::: Input data
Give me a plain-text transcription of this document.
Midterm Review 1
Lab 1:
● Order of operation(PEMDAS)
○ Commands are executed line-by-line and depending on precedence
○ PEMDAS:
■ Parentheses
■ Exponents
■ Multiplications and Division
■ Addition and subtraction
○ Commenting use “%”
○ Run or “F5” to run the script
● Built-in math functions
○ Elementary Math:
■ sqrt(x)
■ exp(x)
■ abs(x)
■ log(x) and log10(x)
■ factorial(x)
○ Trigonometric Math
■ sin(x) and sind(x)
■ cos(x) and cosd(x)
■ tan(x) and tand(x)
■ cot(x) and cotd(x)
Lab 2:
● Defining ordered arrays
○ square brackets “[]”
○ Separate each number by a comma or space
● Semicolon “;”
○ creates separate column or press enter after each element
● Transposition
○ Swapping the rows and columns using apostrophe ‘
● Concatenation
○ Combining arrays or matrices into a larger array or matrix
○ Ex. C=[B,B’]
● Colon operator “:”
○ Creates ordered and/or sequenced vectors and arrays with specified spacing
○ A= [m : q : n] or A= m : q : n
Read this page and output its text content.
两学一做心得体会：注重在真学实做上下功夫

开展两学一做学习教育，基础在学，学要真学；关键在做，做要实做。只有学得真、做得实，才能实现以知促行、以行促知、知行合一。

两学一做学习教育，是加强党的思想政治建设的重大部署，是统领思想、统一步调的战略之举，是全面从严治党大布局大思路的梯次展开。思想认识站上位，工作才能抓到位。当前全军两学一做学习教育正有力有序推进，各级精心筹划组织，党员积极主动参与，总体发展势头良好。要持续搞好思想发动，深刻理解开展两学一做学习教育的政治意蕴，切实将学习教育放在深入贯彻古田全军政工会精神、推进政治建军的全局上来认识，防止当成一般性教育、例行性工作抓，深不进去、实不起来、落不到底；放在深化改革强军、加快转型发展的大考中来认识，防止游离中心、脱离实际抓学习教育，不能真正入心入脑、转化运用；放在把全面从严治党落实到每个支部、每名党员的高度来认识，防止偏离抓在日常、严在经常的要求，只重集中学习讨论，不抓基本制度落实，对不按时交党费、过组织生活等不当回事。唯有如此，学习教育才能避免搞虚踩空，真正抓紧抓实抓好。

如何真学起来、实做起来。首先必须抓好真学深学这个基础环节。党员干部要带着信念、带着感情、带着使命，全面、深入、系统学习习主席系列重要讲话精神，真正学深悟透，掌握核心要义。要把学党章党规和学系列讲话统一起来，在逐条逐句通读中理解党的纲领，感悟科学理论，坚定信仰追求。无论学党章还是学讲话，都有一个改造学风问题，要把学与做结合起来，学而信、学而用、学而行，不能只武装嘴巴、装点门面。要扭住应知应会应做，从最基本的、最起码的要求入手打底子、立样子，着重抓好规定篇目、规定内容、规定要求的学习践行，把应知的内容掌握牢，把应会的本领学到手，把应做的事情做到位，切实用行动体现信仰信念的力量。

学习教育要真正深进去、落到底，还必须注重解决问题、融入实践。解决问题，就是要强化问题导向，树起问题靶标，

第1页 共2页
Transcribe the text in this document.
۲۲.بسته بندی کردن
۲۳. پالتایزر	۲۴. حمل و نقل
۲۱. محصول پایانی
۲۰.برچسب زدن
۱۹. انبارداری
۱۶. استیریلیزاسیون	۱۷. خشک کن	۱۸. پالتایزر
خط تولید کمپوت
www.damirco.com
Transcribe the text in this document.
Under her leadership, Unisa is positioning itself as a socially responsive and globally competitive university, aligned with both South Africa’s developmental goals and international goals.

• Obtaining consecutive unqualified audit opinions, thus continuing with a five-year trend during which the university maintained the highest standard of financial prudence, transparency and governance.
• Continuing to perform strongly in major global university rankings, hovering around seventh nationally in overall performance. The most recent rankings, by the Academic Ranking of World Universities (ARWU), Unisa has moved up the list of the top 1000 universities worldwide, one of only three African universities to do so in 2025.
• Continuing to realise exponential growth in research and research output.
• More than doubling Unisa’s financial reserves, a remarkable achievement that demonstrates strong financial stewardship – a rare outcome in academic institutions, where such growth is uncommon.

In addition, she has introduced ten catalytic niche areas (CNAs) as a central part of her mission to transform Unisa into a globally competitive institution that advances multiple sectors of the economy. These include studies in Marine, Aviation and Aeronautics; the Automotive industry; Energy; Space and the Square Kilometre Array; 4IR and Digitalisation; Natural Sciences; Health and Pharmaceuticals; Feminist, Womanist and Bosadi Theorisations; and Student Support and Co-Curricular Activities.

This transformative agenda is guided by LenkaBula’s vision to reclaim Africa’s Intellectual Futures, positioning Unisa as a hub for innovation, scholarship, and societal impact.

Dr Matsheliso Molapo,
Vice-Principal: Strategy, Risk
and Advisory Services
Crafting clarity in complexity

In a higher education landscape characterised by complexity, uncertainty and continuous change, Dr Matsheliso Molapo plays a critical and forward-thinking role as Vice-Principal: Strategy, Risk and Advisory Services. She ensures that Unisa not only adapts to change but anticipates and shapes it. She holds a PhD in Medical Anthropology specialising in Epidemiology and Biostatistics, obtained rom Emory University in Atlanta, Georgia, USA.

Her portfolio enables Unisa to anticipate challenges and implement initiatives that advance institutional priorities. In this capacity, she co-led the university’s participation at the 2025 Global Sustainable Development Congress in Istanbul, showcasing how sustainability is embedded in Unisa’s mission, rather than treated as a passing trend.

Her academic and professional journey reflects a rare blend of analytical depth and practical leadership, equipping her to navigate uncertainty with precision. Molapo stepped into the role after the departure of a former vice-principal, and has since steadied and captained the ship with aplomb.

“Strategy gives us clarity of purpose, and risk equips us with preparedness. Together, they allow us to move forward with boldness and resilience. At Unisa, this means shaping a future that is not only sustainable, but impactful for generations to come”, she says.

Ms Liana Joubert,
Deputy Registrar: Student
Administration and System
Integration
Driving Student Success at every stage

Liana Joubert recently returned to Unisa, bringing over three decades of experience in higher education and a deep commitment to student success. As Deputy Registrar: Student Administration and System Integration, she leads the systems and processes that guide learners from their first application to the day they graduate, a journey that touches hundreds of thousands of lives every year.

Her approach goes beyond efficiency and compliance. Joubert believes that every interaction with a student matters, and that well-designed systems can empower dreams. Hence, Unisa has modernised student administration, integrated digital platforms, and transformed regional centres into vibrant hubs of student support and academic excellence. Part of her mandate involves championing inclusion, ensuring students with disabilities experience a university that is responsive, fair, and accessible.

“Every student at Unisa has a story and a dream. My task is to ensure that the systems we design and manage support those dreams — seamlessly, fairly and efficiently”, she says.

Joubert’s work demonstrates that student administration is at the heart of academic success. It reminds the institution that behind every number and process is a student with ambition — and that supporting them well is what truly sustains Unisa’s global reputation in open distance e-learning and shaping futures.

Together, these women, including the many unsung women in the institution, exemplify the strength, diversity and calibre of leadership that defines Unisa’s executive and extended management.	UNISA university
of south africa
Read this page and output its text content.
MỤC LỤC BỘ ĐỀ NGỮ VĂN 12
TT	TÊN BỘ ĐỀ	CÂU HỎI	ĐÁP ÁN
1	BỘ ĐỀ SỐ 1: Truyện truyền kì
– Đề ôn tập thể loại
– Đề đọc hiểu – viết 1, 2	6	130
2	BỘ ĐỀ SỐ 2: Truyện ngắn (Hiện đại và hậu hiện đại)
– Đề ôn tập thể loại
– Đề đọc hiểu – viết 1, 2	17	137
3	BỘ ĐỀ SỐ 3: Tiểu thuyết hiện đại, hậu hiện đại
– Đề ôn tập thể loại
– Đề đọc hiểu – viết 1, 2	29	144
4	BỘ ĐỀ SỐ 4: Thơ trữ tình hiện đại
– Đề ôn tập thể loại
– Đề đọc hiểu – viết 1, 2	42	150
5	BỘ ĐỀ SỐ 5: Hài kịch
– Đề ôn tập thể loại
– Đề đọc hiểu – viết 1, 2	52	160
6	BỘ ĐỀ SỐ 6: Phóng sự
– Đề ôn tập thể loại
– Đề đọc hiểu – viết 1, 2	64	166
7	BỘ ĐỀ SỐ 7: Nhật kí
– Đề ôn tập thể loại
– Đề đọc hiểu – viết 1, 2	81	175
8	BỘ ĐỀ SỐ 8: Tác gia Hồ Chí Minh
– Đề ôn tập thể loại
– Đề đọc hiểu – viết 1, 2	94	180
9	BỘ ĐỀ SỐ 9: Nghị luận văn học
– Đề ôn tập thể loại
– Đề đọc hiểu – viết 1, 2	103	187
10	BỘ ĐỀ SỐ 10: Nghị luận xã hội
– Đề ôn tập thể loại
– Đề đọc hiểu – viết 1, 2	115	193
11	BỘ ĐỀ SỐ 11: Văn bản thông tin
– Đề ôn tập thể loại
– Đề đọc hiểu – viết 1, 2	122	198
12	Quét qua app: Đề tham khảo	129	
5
::::::
What the task requires >>
From the listing above, return each line with the word "education".

Output >>
In a higher education landscape characterised by complexity, uncertainty and continuous change, Dr Matsheliso Molapo plays a critical and forward-thinking role as Vice-Principal: Strategy, Risk and Advisory Services. She ensures that Unisa not only adapts to change but anticipates and shapes it. She holds a PhD in Medical Anthropology specialising in Epidemiology and Biostatistics, obtained rom Emory University in Atlanta, Georgia, USA.
Liana Joubert recently returned to Unisa, bringing over three decades of experience in higher education and a deep commitment to student success. As Deputy Registrar: Student Administration and System Integration, she leads the systems and processes that guide learners from their first application to the day they graduate, a journey that touches hundreds of thousands of lives every year.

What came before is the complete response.